### Challenge
Render the items as a numbered list, from the first line through the line containing "category-b-title: ΚΑΤΗΓΟΡΙΑ Β΄", both ends included. Leave out blank lines.

━━━━━━

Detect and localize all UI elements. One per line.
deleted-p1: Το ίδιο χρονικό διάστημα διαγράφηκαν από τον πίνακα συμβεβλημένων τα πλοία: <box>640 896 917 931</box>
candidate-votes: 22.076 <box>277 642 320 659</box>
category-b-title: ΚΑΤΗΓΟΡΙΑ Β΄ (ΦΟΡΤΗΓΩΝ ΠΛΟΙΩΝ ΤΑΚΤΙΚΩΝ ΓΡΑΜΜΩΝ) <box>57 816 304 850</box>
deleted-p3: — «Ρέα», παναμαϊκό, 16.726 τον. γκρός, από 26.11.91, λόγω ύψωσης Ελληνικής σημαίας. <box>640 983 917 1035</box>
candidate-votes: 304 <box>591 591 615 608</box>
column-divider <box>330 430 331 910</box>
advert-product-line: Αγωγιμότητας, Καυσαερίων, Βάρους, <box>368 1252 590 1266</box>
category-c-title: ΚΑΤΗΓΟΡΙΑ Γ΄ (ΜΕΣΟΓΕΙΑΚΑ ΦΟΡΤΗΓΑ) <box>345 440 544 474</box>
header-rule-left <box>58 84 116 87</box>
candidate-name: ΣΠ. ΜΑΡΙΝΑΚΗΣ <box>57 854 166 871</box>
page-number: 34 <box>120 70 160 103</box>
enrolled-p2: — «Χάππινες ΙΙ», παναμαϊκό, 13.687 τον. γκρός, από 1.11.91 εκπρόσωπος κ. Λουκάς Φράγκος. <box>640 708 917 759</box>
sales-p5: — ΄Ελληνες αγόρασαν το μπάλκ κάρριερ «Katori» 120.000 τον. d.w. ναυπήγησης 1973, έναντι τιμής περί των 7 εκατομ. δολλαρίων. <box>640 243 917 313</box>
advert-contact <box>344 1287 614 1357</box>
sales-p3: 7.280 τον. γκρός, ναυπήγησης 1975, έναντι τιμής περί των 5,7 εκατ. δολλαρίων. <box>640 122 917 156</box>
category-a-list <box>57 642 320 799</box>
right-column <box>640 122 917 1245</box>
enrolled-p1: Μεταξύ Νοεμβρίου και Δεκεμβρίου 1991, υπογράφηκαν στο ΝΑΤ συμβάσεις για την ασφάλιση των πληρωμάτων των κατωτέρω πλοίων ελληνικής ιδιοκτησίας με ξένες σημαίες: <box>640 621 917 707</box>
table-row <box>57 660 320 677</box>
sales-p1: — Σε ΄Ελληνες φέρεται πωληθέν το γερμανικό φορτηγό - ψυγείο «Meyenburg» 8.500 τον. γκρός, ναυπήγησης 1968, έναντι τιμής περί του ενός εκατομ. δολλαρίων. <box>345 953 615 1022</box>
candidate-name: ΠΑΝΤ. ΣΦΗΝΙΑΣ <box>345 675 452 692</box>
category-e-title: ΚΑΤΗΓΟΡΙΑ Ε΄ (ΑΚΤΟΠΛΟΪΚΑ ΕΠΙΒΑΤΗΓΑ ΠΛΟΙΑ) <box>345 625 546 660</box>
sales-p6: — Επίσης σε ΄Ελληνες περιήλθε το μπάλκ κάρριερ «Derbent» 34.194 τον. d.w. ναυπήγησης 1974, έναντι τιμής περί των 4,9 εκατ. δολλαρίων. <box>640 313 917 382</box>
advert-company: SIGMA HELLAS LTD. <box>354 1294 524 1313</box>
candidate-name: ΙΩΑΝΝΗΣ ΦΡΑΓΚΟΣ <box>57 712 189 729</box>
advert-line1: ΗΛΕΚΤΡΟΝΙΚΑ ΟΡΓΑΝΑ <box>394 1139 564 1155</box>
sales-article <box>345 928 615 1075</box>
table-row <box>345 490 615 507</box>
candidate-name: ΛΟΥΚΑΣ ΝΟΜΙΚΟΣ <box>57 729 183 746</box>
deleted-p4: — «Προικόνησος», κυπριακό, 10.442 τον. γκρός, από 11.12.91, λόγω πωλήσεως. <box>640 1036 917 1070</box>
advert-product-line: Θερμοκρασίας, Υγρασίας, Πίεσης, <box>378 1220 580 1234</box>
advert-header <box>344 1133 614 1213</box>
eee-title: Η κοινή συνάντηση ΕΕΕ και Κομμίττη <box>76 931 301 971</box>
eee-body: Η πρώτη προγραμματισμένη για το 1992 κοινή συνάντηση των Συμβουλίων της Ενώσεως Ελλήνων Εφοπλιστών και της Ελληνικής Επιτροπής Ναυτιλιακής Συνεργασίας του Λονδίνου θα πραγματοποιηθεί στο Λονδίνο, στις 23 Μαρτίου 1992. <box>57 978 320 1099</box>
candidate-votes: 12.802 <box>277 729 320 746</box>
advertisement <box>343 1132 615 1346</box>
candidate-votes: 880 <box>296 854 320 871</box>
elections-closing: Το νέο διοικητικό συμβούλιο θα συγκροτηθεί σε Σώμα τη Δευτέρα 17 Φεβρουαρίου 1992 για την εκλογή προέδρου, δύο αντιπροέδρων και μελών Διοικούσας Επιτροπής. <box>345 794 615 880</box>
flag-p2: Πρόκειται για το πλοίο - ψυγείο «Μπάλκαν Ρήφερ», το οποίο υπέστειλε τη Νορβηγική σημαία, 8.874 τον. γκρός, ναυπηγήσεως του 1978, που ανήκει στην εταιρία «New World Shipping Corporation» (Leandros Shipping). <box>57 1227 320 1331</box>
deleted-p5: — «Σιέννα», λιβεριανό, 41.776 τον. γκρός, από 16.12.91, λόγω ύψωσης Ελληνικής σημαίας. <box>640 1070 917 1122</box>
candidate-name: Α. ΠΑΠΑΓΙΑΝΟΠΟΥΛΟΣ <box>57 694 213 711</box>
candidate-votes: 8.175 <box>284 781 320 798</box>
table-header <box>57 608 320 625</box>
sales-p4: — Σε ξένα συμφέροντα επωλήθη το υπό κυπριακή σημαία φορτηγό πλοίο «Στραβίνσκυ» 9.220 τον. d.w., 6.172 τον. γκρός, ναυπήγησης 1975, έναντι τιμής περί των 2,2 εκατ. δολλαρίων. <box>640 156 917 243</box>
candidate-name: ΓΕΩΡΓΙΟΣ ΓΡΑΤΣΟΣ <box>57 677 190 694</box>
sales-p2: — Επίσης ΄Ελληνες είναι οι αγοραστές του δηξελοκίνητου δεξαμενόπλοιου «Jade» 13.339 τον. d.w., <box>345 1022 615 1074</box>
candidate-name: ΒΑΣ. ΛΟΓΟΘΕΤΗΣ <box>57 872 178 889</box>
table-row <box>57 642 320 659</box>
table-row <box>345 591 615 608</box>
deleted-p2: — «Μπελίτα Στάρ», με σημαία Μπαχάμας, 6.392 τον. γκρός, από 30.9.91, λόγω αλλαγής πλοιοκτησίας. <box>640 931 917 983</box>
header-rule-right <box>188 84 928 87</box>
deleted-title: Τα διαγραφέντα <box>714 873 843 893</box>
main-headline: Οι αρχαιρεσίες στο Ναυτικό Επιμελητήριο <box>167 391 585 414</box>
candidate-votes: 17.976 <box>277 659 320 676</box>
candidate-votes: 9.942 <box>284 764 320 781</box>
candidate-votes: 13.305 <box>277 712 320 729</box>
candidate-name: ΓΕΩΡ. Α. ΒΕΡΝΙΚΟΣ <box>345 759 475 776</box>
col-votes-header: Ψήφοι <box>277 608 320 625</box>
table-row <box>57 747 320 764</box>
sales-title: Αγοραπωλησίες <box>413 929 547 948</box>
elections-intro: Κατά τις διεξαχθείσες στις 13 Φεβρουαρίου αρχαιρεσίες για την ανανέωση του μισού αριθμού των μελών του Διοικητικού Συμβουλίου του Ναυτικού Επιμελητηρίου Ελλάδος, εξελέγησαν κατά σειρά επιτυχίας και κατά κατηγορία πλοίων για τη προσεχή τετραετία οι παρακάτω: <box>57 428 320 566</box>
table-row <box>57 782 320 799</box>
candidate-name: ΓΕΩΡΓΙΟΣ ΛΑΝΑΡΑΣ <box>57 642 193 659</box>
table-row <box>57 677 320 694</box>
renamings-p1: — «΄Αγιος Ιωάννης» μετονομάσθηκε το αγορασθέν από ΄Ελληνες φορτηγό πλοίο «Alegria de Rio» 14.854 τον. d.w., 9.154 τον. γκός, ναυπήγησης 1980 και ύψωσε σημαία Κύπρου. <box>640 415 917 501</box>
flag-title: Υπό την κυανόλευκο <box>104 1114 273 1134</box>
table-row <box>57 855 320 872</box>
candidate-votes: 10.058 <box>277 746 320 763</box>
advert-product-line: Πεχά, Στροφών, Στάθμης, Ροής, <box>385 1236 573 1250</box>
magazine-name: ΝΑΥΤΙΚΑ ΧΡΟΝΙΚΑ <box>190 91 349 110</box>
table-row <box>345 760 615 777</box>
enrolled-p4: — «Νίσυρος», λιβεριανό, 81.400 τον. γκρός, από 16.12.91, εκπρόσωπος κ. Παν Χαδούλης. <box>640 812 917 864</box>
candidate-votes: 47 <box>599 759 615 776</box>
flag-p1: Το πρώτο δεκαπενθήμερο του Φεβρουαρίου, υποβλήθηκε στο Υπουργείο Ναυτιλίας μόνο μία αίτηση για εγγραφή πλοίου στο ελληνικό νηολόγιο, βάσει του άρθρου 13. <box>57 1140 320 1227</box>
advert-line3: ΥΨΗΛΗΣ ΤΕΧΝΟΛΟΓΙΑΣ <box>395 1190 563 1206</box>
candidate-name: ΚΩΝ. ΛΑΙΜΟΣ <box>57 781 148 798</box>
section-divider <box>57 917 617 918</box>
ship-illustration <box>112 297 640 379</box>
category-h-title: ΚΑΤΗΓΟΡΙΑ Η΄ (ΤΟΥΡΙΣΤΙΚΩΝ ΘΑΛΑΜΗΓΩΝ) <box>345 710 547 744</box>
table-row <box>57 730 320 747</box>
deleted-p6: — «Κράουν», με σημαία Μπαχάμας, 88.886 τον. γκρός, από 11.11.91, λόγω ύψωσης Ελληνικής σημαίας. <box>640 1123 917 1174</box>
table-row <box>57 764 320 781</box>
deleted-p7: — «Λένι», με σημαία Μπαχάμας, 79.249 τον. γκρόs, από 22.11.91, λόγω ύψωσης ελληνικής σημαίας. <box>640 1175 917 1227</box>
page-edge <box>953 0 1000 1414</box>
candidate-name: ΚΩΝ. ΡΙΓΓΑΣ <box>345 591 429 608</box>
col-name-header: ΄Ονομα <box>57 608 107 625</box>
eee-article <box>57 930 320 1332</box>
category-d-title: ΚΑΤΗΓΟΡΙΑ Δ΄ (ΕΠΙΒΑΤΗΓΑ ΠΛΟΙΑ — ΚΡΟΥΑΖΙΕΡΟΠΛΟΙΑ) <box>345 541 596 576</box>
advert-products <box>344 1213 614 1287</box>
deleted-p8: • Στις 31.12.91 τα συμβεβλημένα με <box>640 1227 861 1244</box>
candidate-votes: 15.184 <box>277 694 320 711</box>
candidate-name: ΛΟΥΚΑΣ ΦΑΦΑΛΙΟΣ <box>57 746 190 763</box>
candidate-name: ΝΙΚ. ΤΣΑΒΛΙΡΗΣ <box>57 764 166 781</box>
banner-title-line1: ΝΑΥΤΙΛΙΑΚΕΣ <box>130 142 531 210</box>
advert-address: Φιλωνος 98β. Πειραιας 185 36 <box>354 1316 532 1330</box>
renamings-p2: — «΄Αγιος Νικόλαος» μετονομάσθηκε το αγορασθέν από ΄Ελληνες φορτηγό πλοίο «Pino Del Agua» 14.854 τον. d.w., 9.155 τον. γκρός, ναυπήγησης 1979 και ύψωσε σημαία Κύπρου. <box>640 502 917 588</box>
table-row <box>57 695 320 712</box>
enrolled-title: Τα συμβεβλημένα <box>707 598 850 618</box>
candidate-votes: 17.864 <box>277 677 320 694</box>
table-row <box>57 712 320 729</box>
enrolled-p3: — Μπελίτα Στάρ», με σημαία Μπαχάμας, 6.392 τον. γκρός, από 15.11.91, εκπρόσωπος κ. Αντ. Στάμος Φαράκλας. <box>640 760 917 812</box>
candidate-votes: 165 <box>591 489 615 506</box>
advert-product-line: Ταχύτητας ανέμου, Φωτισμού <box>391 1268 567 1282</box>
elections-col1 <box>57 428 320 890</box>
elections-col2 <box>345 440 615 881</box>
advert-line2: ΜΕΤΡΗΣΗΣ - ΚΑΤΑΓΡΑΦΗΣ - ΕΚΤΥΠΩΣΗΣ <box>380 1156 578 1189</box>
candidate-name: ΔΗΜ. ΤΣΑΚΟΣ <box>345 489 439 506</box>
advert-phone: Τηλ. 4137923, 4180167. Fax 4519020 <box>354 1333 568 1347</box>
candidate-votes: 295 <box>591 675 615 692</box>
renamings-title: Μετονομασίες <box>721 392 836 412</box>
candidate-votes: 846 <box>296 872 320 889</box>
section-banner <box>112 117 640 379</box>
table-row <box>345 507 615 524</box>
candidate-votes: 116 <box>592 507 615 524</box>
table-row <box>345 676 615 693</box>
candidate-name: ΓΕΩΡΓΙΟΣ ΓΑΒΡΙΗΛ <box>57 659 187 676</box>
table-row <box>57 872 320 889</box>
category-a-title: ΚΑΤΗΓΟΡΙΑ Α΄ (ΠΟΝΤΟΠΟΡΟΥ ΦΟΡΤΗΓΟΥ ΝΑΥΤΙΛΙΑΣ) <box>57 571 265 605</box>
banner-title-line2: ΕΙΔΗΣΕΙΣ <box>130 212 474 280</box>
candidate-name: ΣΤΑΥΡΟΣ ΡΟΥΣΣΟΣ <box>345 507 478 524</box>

━━━━━━

### Correct response
1. Detect and localize all UI elements. One per line.
2. deleted-p1: Το ίδιο χρονικό διάστημα διαγράφηκαν από τον πίνακα συμβεβλημένων τα πλοία: <box>640 896 917 931</box>
3. candidate-votes: 22.076 <box>277 642 320 659</box>
4. category-b-title: ΚΑΤΗΓΟΡΙΑ Β΄ (ΦΟΡΤΗΓΩΝ ΠΛΟΙΩΝ ΤΑΚΤΙΚΩΝ ΓΡΑΜΜΩΝ) <box>57 816 304 850</box>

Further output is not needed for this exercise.